[TASK GOAL] Repeat every entry word for word, but leave the images out of your copy.

[DATA TO PROCESS]

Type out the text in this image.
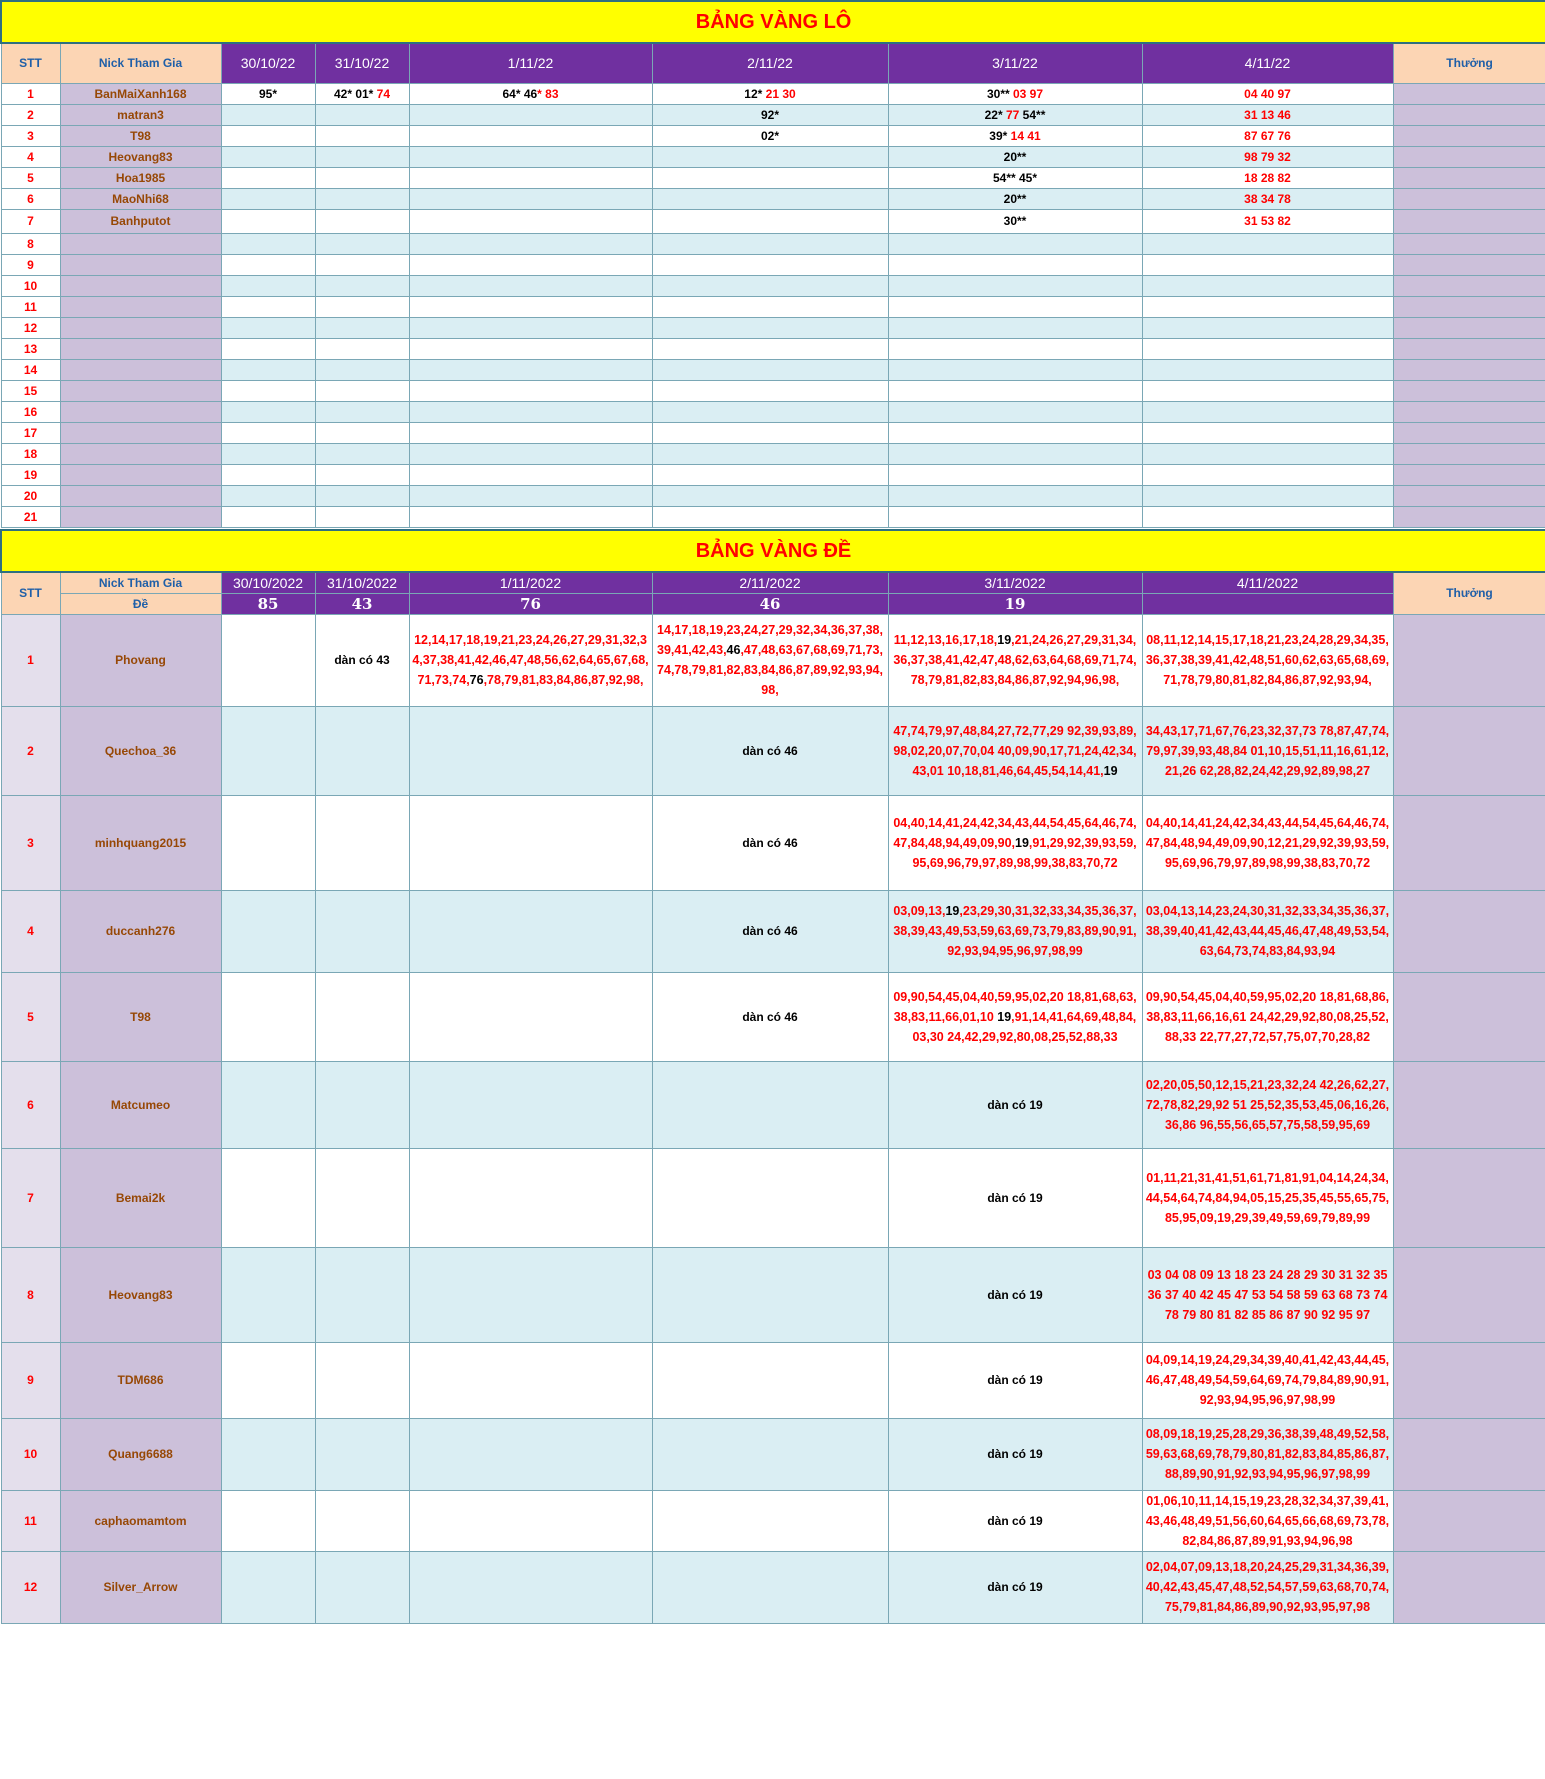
BẢNG VÀNG LÔ								
STT	Nick Tham Gia	30/10/22	31/10/22	1/11/22	2/11/22	3/11/22	4/11/22	Thưởng
1	BanMaiXanh168	95*	42* 01* 74	64* 46* 83	12* 21 30	30** 03 97	04 40 97	
2	matran3				92*	22* 77 54**	31 13 46	
3	T98				02*	39* 14 41	87 67 76	
4	Heovang83					20**	98 79 32	
5	Hoa1985					54** 45*	18 28 82	
6	MaoNhi68					20**	38 34 78	
7	Banhputot					30**	31 53 82	
8								
9								
10								
11								
12								
13								
14								
15								
16								
17								
18								
19								
20								
21								
BẢNG VÀNG ĐỀ								
STT	Nick Tham Gia	30/10/2022	31/10/2022	1/11/2022	2/11/2022	3/11/2022	4/11/2022	Thưởng
	Đề	85	43	76	46	19		
1	Phovang		dàn có 43	12,14,17,18,19,21,23,24,26,27,29,31,32,34,37,38,41,42,46,47,48,56,62,64,65,67,68,71,73,74,76,78,79,81,83,84,86,87,92,98,	14,17,18,19,23,24,27,29,32,34,36,37,38,39,41,42,43,46,47,48,63,67,68,69,71,73,74,78,79,81,82,83,84,86,87,89,92,93,94,98,	11,12,13,16,17,18,19,21,24,26,27,29,31,34,36,37,38,41,42,47,48,62,63,64,68,69,71,74,78,79,81,82,83,84,86,87,92,94,96,98,	08,11,12,14,15,17,18,21,23,24,28,29,34,35,36,37,38,39,41,42,48,51,60,62,63,65,68,69,71,78,79,80,81,82,84,86,87,92,93,94,	
2	Quechoa_36				dàn có 46	47,74,79,97,48,84,27,72,77,29 92,39,93,89,98,02,20,07,70,04 40,09,90,17,71,24,42,34,43,01 10,18,81,46,64,45,54,14,41,19	34,43,17,71,67,76,23,32,37,73 78,87,47,74,79,97,39,93,48,84 01,10,15,51,11,16,61,12,21,26 62,28,82,24,42,29,92,89,98,27	
3	minhquang2015				dàn có 46	04,40,14,41,24,42,34,43,44,54,45,64,46,74,47,84,48,94,49,09,90,19,91,29,92,39,93,59,95,69,96,79,97,89,98,99,38,83,70,72	04,40,14,41,24,42,34,43,44,54,45,64,46,74,47,84,48,94,49,09,90,12,21,29,92,39,93,59,95,69,96,79,97,89,98,99,38,83,70,72	
4	duccanh276				dàn có 46	03,09,13,19,23,29,30,31,32,33,34,35,36,37,38,39,43,49,53,59,63,69,73,79,83,89,90,91,92,93,94,95,96,97,98,99	03,04,13,14,23,24,30,31,32,33,34,35,36,37,38,39,40,41,42,43,44,45,46,47,48,49,53,54,63,64,73,74,83,84,93,94	
5	T98				dàn có 46	09,90,54,45,04,40,59,95,02,20 18,81,68,63,38,83,11,66,01,10 19,91,14,41,64,69,48,84,03,30 24,42,29,92,80,08,25,52,88,33	09,90,54,45,04,40,59,95,02,20 18,81,68,86,38,83,11,66,16,61 24,42,29,92,80,08,25,52,88,33 22,77,27,72,57,75,07,70,28,82	
6	Matcumeo					dàn có 19	02,20,05,50,12,15,21,23,32,24 42,26,62,27,72,78,82,29,92 51 25,52,35,53,45,06,16,26,36,86 96,55,56,65,57,75,58,59,95,69	
7	Bemai2k					dàn có 19	01,11,21,31,41,51,61,71,81,91,04,14,24,34,44,54,64,74,84,94,05,15,25,35,45,55,65,75,85,95,09,19,29,39,49,59,69,79,89,99	
8	Heovang83					dàn có 19	03 04 08 09 13 18 23 24 28 29 30 31 32 35 36 37 40 42 45 47 53 54 58 59 63 68 73 74 78 79 80 81 82 85 86 87 90 92 95 97	
9	TDM686					dàn có 19	04,09,14,19,24,29,34,39,40,41,42,43,44,45,46,47,48,49,54,59,64,69,74,79,84,89,90,91,92,93,94,95,96,97,98,99	
10	Quang6688					dàn có 19	08,09,18,19,25,28,29,36,38,39,48,49,52,58,59,63,68,69,78,79,80,81,82,83,84,85,86,87,88,89,90,91,92,93,94,95,96,97,98,99	
11	caphaomamtom					dàn có 19	01,06,10,11,14,15,19,23,28,32,34,37,39,41,43,46,48,49,51,56,60,64,65,66,68,69,73,78,82,84,86,87,89,91,93,94,96,98	
12	Silver_Arrow					dàn có 19	02,04,07,09,13,18,20,24,25,29,31,34,36,39,40,42,43,45,47,48,52,54,57,59,63,68,70,74,75,79,81,84,86,89,90,92,93,95,97,98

[TASK RESULT]
Type out the text in this image.
BẢNG VÀNG LÔ								
STT	Nick Tham Gia	30/10/22	31/10/22	1/11/22	2/11/22	3/11/22	4/11/22	Thưởng
1	BanMaiXanh168	95*	42* 01* 74	64* 46* 83	12* 21 30	30** 03 97	04 40 97	
2	matran3				92*	22* 77 54**	31 13 46	
3	T98				02*	39* 14 41	87 67 76	
4	Heovang83					20**	98 79 32	
5	Hoa1985					54** 45*	18 28 82	
6	MaoNhi68					20**	38 34 78	
7	Banhputot					30**	31 53 82	
8								
9								
10								
11								
12								
13								
14								
15								
16								
17								
18								
19								
20								
21								
BẢNG VÀNG ĐỀ								
STT	Nick Tham Gia	30/10/2022	31/10/2022	1/11/2022	2/11/2022	3/11/2022	4/11/2022	Thưởng
	Đề	85	43	76	46	19		
1	Phovang		dàn có 43	12,14,17,18,19,21,23,24,26,27,29,31,32,34,37,38,41,42,46,47,48,56,62,64,65,67,68,71,73,74,76,78,79,81,83,84,86,87,92,98,	14,17,18,19,23,24,27,29,32,34,36,37,38,39,41,42,43,46,47,48,63,67,68,69,71,73,74,78,79,81,82,83,84,86,87,89,92,93,94,98,	11,12,13,16,17,18,19,21,24,26,27,29,31,34,36,37,38,41,42,47,48,62,63,64,68,69,71,74,78,79,81,82,83,84,86,87,92,94,96,98,	08,11,12,14,15,17,18,21,23,24,28,29,34,35,36,37,38,39,41,42,48,51,60,62,63,65,68,69,71,78,79,80,81,82,84,86,87,92,93,94,	
2	Quechoa_36				dàn có 46	47,74,79,97,48,84,27,72,77,29 92,39,93,89,98,02,20,07,70,04 40,09,90,17,71,24,42,34,43,01 10,18,81,46,64,45,54,14,41,19	34,43,17,71,67,76,23,32,37,73 78,87,47,74,79,97,39,93,48,84 01,10,15,51,11,16,61,12,21,26 62,28,82,24,42,29,92,89,98,27	
3	minhquang2015				dàn có 46	04,40,14,41,24,42,34,43,44,54,45,64,46,74,47,84,48,94,49,09,90,19,91,29,92,39,93,59,95,69,96,79,97,89,98,99,38,83,70,72	04,40,14,41,24,42,34,43,44,54,45,64,46,74,47,84,48,94,49,09,90,12,21,29,92,39,93,59,95,69,96,79,97,89,98,99,38,83,70,72	
4	duccanh276				dàn có 46	03,09,13,19,23,29,30,31,32,33,34,35,36,37,38,39,43,49,53,59,63,69,73,79,83,89,90,91,92,93,94,95,96,97,98,99	03,04,13,14,23,24,30,31,32,33,34,35,36,37,38,39,40,41,42,43,44,45,46,47,48,49,53,54,63,64,73,74,83,84,93,94	
5	T98				dàn có 46	09,90,54,45,04,40,59,95,02,20 18,81,68,63,38,83,11,66,01,10 19,91,14,41,64,69,48,84,03,30 24,42,29,92,80,08,25,52,88,33	09,90,54,45,04,40,59,95,02,20 18,81,68,86,38,83,11,66,16,61 24,42,29,92,80,08,25,52,88,33 22,77,27,72,57,75,07,70,28,82	
6	Matcumeo					dàn có 19	02,20,05,50,12,15,21,23,32,24 42,26,62,27,72,78,82,29,92 51 25,52,35,53,45,06,16,26,36,86 96,55,56,65,57,75,58,59,95,69	
7	Bemai2k					dàn có 19	01,11,21,31,41,51,61,71,81,91,04,14,24,34,44,54,64,74,84,94,05,15,25,35,45,55,65,75,85,95,09,19,29,39,49,59,69,79,89,99	
8	Heovang83					dàn có 19	03 04 08 09 13 18 23 24 28 29 30 31 32 35 36 37 40 42 45 47 53 54 58 59 63 68 73 74 78 79 80 81 82 85 86 87 90 92 95 97	
9	TDM686					dàn có 19	04,09,14,19,24,29,34,39,40,41,42,43,44,45,46,47,48,49,54,59,64,69,74,79,84,89,90,91,92,93,94,95,96,97,98,99	
10	Quang6688					dàn có 19	08,09,18,19,25,28,29,36,38,39,48,49,52,58,59,63,68,69,78,79,80,81,82,83,84,85,86,87,88,89,90,91,92,93,94,95,96,97,98,99	
11	caphaomamtom					dàn có 19	01,06,10,11,14,15,19,23,28,32,34,37,39,41,43,46,48,49,51,56,60,64,65,66,68,69,73,78,82,84,86,87,89,91,93,94,96,98	
12	Silver_Arrow					dàn có 19	02,04,07,09,13,18,20,24,25,29,31,34,36,39,40,42,43,45,47,48,52,54,57,59,63,68,70,74,75,79,81,84,86,89,90,92,93,95,97,98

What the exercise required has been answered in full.